[Figure contents as structured data]
# # # #

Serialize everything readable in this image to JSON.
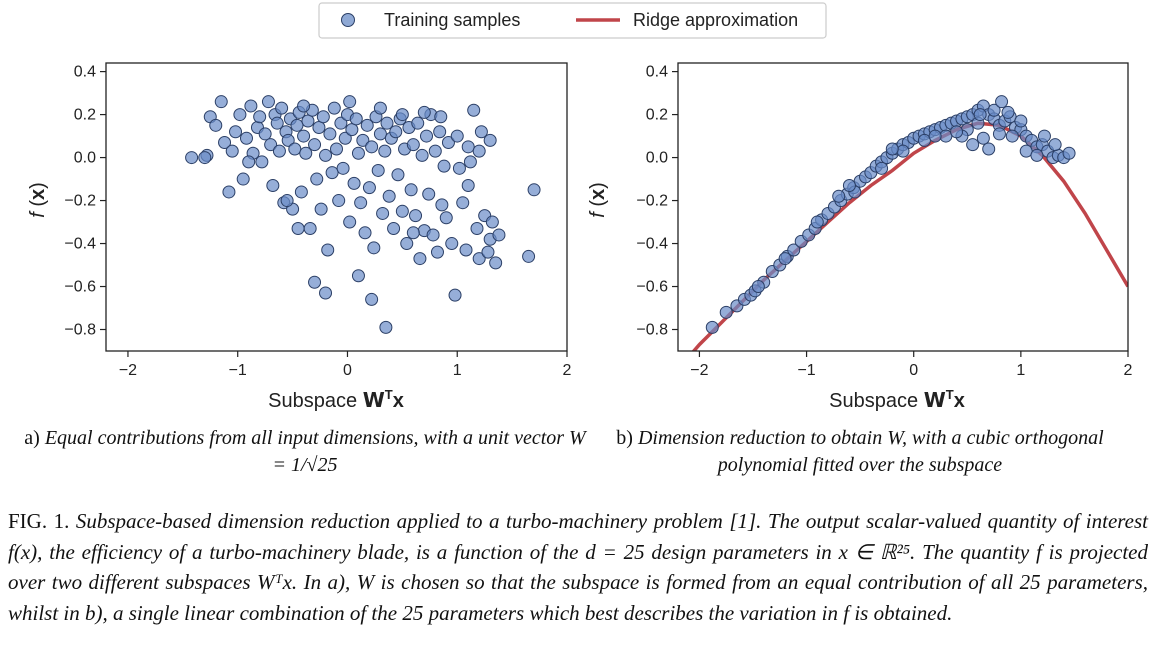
{
  "legend": {
    "samples_label": "Training samples",
    "ridge_label": "Ridge approximation",
    "sample_color": "#6a8cc7",
    "sample_edge": "#2b3f66",
    "ridge_color": "#c0454a"
  },
  "panels": [
    {
      "ylabel": "f (x)",
      "xlabel": "Subspace Wᵀx",
      "caption_tag": "a)",
      "caption_text": "Equal contributions from all input dimensions, with a unit vector W = 1/√25"
    },
    {
      "ylabel": "f (x)",
      "xlabel": "Subspace Wᵀx",
      "caption_tag": "b)",
      "caption_text": "Dimension reduction to obtain W, with a cubic orthogonal polynomial fitted over the subspace"
    }
  ],
  "figure_caption": {
    "label": "FIG. 1.",
    "text": "Subspace-based dimension reduction applied to a turbo-machinery problem [1]. The output scalar-valued quantity of interest f(x), the efficiency of a turbo-machinery blade, is a function of the d = 25 design parameters in x ∈ ℝ²⁵. The quantity f is projected over two different subspaces Wᵀx. In a), W is chosen so that the subspace is formed from an equal contribution of all 25 parameters, whilst in b), a single linear combination of the 25 parameters which best describes the variation in f is obtained."
  },
  "chart_data": [
    {
      "type": "scatter",
      "title": "",
      "xlabel": "Subspace Wᵀx",
      "ylabel": "f (x)",
      "xlim": [
        -2.2,
        2.0
      ],
      "ylim": [
        -0.9,
        0.44
      ],
      "xticks": [
        -2,
        -1,
        0,
        1,
        2
      ],
      "yticks": [
        0.4,
        0.2,
        0.0,
        -0.2,
        -0.4,
        -0.6,
        -0.8
      ],
      "grid": false,
      "series": [
        {
          "name": "Training samples",
          "points": [
            [
              -1.42,
              0.0
            ],
            [
              -1.28,
              0.01
            ],
            [
              -1.25,
              0.19
            ],
            [
              -1.2,
              0.15
            ],
            [
              -1.15,
              0.26
            ],
            [
              -1.12,
              0.07
            ],
            [
              -1.08,
              -0.16
            ],
            [
              -1.05,
              0.03
            ],
            [
              -1.02,
              0.12
            ],
            [
              -0.98,
              0.2
            ],
            [
              -0.95,
              -0.1
            ],
            [
              -0.92,
              0.09
            ],
            [
              -0.88,
              0.24
            ],
            [
              -0.86,
              0.02
            ],
            [
              -0.82,
              0.14
            ],
            [
              -0.8,
              0.19
            ],
            [
              -0.78,
              -0.02
            ],
            [
              -0.75,
              0.11
            ],
            [
              -0.72,
              0.26
            ],
            [
              -0.7,
              0.06
            ],
            [
              -0.68,
              -0.13
            ],
            [
              -0.66,
              0.2
            ],
            [
              -0.64,
              0.16
            ],
            [
              -0.62,
              0.03
            ],
            [
              -0.6,
              0.23
            ],
            [
              -0.58,
              -0.21
            ],
            [
              -0.56,
              0.12
            ],
            [
              -0.54,
              0.08
            ],
            [
              -0.52,
              0.18
            ],
            [
              -0.5,
              -0.24
            ],
            [
              -0.48,
              0.04
            ],
            [
              -0.46,
              0.15
            ],
            [
              -0.44,
              0.21
            ],
            [
              -0.42,
              -0.16
            ],
            [
              -0.4,
              0.1
            ],
            [
              -0.38,
              0.02
            ],
            [
              -0.36,
              0.17
            ],
            [
              -0.34,
              -0.33
            ],
            [
              -0.32,
              0.22
            ],
            [
              -0.3,
              0.06
            ],
            [
              -0.28,
              -0.1
            ],
            [
              -0.26,
              0.14
            ],
            [
              -0.24,
              -0.24
            ],
            [
              -0.22,
              0.19
            ],
            [
              -0.2,
              0.01
            ],
            [
              -0.18,
              -0.43
            ],
            [
              -0.16,
              0.11
            ],
            [
              -0.14,
              -0.07
            ],
            [
              -0.12,
              0.23
            ],
            [
              -0.1,
              0.04
            ],
            [
              -0.08,
              -0.2
            ],
            [
              -0.06,
              0.16
            ],
            [
              -0.04,
              -0.05
            ],
            [
              -0.02,
              0.09
            ],
            [
              0.0,
              0.2
            ],
            [
              0.02,
              -0.3
            ],
            [
              0.04,
              0.13
            ],
            [
              0.06,
              -0.12
            ],
            [
              0.08,
              0.18
            ],
            [
              0.1,
              0.02
            ],
            [
              0.12,
              -0.21
            ],
            [
              0.14,
              0.08
            ],
            [
              0.16,
              -0.35
            ],
            [
              0.18,
              0.15
            ],
            [
              0.2,
              -0.14
            ],
            [
              0.22,
              0.05
            ],
            [
              0.24,
              -0.42
            ],
            [
              0.26,
              0.19
            ],
            [
              0.28,
              -0.06
            ],
            [
              0.3,
              0.11
            ],
            [
              0.32,
              -0.26
            ],
            [
              0.34,
              0.03
            ],
            [
              0.36,
              0.16
            ],
            [
              0.38,
              -0.18
            ],
            [
              0.4,
              0.09
            ],
            [
              0.42,
              -0.33
            ],
            [
              0.44,
              0.12
            ],
            [
              0.46,
              -0.08
            ],
            [
              0.48,
              0.18
            ],
            [
              0.5,
              -0.25
            ],
            [
              0.52,
              0.04
            ],
            [
              0.54,
              -0.4
            ],
            [
              0.56,
              0.14
            ],
            [
              0.58,
              -0.15
            ],
            [
              0.6,
              0.06
            ],
            [
              0.62,
              -0.27
            ],
            [
              0.64,
              0.16
            ],
            [
              0.66,
              -0.47
            ],
            [
              0.68,
              0.01
            ],
            [
              0.7,
              -0.34
            ],
            [
              0.72,
              0.1
            ],
            [
              0.74,
              -0.17
            ],
            [
              0.76,
              0.2
            ],
            [
              0.78,
              -0.36
            ],
            [
              0.8,
              0.03
            ],
            [
              0.82,
              -0.44
            ],
            [
              0.84,
              0.12
            ],
            [
              0.86,
              -0.22
            ],
            [
              0.88,
              -0.04
            ],
            [
              0.9,
              -0.28
            ],
            [
              0.92,
              0.07
            ],
            [
              0.95,
              -0.4
            ],
            [
              0.98,
              -0.64
            ],
            [
              1.02,
              -0.05
            ],
            [
              1.05,
              -0.21
            ],
            [
              1.08,
              -0.43
            ],
            [
              1.1,
              -0.13
            ],
            [
              1.12,
              -0.02
            ],
            [
              1.15,
              0.22
            ],
            [
              1.18,
              -0.33
            ],
            [
              1.2,
              -0.47
            ],
            [
              1.22,
              0.12
            ],
            [
              1.25,
              -0.27
            ],
            [
              1.28,
              -0.44
            ],
            [
              1.3,
              -0.38
            ],
            [
              1.32,
              -0.3
            ],
            [
              1.35,
              -0.49
            ],
            [
              1.38,
              -0.36
            ],
            [
              1.65,
              -0.46
            ],
            [
              1.7,
              -0.15
            ],
            [
              -1.3,
              0.0
            ],
            [
              -0.9,
              -0.02
            ],
            [
              -0.3,
              -0.58
            ],
            [
              -0.2,
              -0.63
            ],
            [
              0.1,
              -0.55
            ],
            [
              0.22,
              -0.66
            ],
            [
              0.35,
              -0.79
            ],
            [
              -0.55,
              -0.2
            ],
            [
              -0.45,
              -0.33
            ],
            [
              0.6,
              -0.35
            ],
            [
              0.02,
              0.26
            ],
            [
              -0.4,
              0.24
            ],
            [
              0.3,
              0.23
            ],
            [
              0.5,
              0.2
            ],
            [
              0.7,
              0.21
            ],
            [
              0.85,
              0.19
            ],
            [
              1.0,
              0.1
            ],
            [
              1.1,
              0.05
            ],
            [
              1.2,
              0.03
            ],
            [
              1.3,
              0.08
            ]
          ]
        }
      ]
    },
    {
      "type": "scatter",
      "title": "",
      "xlabel": "Subspace Wᵀx",
      "ylabel": "f (x)",
      "xlim": [
        -2.2,
        2.0
      ],
      "ylim": [
        -0.9,
        0.44
      ],
      "xticks": [
        -2,
        -1,
        0,
        1,
        2
      ],
      "yticks": [
        0.4,
        0.2,
        0.0,
        -0.2,
        -0.4,
        -0.6,
        -0.8
      ],
      "grid": false,
      "series": [
        {
          "name": "Training samples",
          "points": [
            [
              -1.88,
              -0.79
            ],
            [
              -1.75,
              -0.72
            ],
            [
              -1.65,
              -0.69
            ],
            [
              -1.58,
              -0.66
            ],
            [
              -1.52,
              -0.64
            ],
            [
              -1.48,
              -0.62
            ],
            [
              -1.4,
              -0.58
            ],
            [
              -1.32,
              -0.53
            ],
            [
              -1.25,
              -0.5
            ],
            [
              -1.18,
              -0.46
            ],
            [
              -1.12,
              -0.43
            ],
            [
              -1.05,
              -0.39
            ],
            [
              -0.98,
              -0.36
            ],
            [
              -0.92,
              -0.33
            ],
            [
              -0.86,
              -0.29
            ],
            [
              -0.8,
              -0.26
            ],
            [
              -0.74,
              -0.23
            ],
            [
              -0.68,
              -0.2
            ],
            [
              -0.62,
              -0.17
            ],
            [
              -0.56,
              -0.14
            ],
            [
              -0.5,
              -0.11
            ],
            [
              -0.45,
              -0.09
            ],
            [
              -0.4,
              -0.07
            ],
            [
              -0.35,
              -0.04
            ],
            [
              -0.3,
              -0.02
            ],
            [
              -0.25,
              0.0
            ],
            [
              -0.2,
              0.02
            ],
            [
              -0.15,
              0.04
            ],
            [
              -0.1,
              0.06
            ],
            [
              -0.05,
              0.07
            ],
            [
              0.0,
              0.09
            ],
            [
              0.05,
              0.1
            ],
            [
              0.1,
              0.11
            ],
            [
              0.15,
              0.12
            ],
            [
              0.2,
              0.13
            ],
            [
              0.25,
              0.14
            ],
            [
              0.3,
              0.15
            ],
            [
              0.35,
              0.16
            ],
            [
              0.4,
              0.17
            ],
            [
              0.45,
              0.18
            ],
            [
              0.5,
              0.19
            ],
            [
              0.55,
              0.2
            ],
            [
              0.6,
              0.22
            ],
            [
              0.65,
              0.24
            ],
            [
              0.7,
              0.2
            ],
            [
              0.75,
              0.18
            ],
            [
              0.8,
              0.15
            ],
            [
              0.85,
              0.17
            ],
            [
              0.9,
              0.19
            ],
            [
              0.95,
              0.14
            ],
            [
              1.0,
              0.13
            ],
            [
              1.05,
              0.1
            ],
            [
              1.1,
              0.08
            ],
            [
              1.15,
              0.05
            ],
            [
              1.2,
              0.06
            ],
            [
              1.25,
              0.03
            ],
            [
              1.3,
              0.0
            ],
            [
              1.35,
              0.01
            ],
            [
              1.4,
              0.0
            ],
            [
              1.45,
              0.02
            ],
            [
              -0.9,
              -0.3
            ],
            [
              -0.7,
              -0.18
            ],
            [
              -0.55,
              -0.16
            ],
            [
              -0.3,
              -0.05
            ],
            [
              -0.1,
              0.03
            ],
            [
              0.1,
              0.08
            ],
            [
              0.3,
              0.1
            ],
            [
              0.5,
              0.13
            ],
            [
              0.6,
              0.16
            ],
            [
              0.75,
              0.22
            ],
            [
              0.82,
              0.26
            ],
            [
              0.88,
              0.21
            ],
            [
              0.65,
              0.09
            ],
            [
              0.7,
              0.04
            ],
            [
              0.55,
              0.06
            ],
            [
              0.45,
              0.1
            ],
            [
              0.92,
              0.1
            ],
            [
              1.05,
              0.03
            ],
            [
              1.15,
              0.01
            ],
            [
              1.32,
              0.06
            ],
            [
              -1.45,
              -0.6
            ],
            [
              -1.2,
              -0.47
            ],
            [
              -0.6,
              -0.13
            ],
            [
              -0.2,
              0.04
            ],
            [
              0.2,
              0.1
            ],
            [
              0.4,
              0.12
            ],
            [
              0.62,
              0.2
            ],
            [
              0.8,
              0.11
            ],
            [
              1.0,
              0.17
            ],
            [
              1.22,
              0.1
            ]
          ]
        },
        {
          "name": "Ridge approximation",
          "type": "line",
          "x": [
            -2.2,
            -2.0,
            -1.8,
            -1.6,
            -1.4,
            -1.2,
            -1.0,
            -0.8,
            -0.6,
            -0.4,
            -0.2,
            0.0,
            0.2,
            0.4,
            0.6,
            0.8,
            1.0,
            1.2,
            1.4,
            1.6,
            1.8,
            2.0
          ],
          "y": [
            -0.985,
            -0.87,
            -0.77,
            -0.67,
            -0.57,
            -0.48,
            -0.39,
            -0.3,
            -0.21,
            -0.13,
            -0.06,
            0.02,
            0.08,
            0.13,
            0.16,
            0.15,
            0.1,
            0.01,
            -0.11,
            -0.26,
            -0.43,
            -0.6
          ]
        }
      ]
    }
  ]
}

# # # #

**What the task asks:** Count every line in the data that contains the word "reduction", then give that count and nothing else.

**Answer in full:** 2